EXERCISE DIRECTIONS: Report the count of lines holding "title" in the records, with no other words.
● ● ● ●
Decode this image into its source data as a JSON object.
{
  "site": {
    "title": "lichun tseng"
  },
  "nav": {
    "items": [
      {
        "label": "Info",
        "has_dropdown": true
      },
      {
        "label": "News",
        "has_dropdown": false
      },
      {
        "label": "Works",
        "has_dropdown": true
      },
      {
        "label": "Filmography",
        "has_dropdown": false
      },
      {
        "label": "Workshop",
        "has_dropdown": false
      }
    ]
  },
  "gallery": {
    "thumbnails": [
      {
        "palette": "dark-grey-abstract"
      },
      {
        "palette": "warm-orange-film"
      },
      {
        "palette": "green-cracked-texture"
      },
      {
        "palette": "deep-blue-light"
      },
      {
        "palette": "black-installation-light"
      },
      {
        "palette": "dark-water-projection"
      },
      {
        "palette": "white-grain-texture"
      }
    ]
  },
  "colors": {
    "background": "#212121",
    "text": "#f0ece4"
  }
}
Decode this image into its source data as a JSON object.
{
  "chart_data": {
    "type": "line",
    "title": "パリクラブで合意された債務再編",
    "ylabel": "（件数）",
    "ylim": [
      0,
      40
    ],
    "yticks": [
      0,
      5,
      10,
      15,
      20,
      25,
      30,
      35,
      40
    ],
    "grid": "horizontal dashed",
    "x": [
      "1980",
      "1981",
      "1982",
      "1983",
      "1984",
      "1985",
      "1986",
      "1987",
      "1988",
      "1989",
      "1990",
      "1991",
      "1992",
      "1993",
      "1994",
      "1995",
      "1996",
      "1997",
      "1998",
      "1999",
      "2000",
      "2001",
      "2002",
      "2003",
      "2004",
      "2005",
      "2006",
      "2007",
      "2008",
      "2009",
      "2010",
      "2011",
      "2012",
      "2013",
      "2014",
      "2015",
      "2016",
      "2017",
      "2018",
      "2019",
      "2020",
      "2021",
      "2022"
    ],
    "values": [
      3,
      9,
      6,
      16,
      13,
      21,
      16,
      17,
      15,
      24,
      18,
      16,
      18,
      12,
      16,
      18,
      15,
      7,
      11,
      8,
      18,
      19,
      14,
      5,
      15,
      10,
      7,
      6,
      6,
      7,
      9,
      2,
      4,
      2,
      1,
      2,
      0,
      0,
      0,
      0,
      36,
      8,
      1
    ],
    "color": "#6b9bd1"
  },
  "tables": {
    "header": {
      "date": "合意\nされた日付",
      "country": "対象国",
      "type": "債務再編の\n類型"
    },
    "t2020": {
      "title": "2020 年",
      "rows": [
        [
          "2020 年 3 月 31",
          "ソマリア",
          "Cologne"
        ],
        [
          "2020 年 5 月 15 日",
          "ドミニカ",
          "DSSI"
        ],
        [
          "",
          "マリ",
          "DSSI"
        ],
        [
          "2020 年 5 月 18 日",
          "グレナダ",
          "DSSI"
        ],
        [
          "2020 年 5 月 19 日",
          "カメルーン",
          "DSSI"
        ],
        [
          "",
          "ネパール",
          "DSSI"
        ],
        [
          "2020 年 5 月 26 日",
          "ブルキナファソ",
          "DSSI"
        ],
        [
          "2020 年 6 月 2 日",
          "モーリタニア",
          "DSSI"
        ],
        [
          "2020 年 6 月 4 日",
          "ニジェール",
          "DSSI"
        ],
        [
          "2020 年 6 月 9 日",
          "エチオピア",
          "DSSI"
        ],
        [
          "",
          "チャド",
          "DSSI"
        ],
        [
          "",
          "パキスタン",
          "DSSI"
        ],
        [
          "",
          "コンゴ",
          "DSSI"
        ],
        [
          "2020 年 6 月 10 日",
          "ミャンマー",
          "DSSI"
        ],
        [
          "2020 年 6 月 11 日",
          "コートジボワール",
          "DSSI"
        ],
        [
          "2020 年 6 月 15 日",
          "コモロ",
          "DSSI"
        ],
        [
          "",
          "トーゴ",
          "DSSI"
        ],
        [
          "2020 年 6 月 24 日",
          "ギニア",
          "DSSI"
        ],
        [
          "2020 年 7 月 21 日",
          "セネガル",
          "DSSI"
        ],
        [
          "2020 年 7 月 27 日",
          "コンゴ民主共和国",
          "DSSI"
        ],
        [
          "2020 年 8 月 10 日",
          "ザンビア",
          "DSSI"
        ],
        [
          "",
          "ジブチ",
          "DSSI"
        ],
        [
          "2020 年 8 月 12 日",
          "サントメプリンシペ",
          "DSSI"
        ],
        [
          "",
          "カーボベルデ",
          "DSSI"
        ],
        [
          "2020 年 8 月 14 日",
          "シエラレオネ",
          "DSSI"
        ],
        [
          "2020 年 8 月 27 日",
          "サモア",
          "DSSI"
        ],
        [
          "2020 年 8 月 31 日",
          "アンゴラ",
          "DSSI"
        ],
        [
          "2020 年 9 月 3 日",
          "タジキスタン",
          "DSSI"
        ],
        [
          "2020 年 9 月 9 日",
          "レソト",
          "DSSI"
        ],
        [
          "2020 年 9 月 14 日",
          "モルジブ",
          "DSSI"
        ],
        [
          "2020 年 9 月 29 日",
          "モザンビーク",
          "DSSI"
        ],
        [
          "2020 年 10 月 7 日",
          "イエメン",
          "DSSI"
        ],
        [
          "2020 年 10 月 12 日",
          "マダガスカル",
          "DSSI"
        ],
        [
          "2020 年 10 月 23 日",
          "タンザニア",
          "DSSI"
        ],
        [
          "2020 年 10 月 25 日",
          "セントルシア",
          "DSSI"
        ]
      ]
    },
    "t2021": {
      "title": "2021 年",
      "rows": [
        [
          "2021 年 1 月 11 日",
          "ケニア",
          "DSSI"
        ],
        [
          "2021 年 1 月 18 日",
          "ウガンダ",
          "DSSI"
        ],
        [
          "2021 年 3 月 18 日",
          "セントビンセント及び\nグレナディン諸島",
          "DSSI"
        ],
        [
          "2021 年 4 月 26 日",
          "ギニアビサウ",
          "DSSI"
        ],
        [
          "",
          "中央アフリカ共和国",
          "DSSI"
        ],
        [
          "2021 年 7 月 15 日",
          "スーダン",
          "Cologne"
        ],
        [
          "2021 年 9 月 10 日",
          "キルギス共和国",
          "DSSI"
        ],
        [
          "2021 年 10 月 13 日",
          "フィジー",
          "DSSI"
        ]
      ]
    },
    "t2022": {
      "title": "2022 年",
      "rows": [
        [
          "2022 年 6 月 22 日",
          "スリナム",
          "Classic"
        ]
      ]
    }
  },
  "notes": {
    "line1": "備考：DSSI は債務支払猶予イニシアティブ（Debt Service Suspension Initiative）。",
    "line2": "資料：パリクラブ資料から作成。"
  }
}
● ● ● ●
CORRECT ANSWER: 5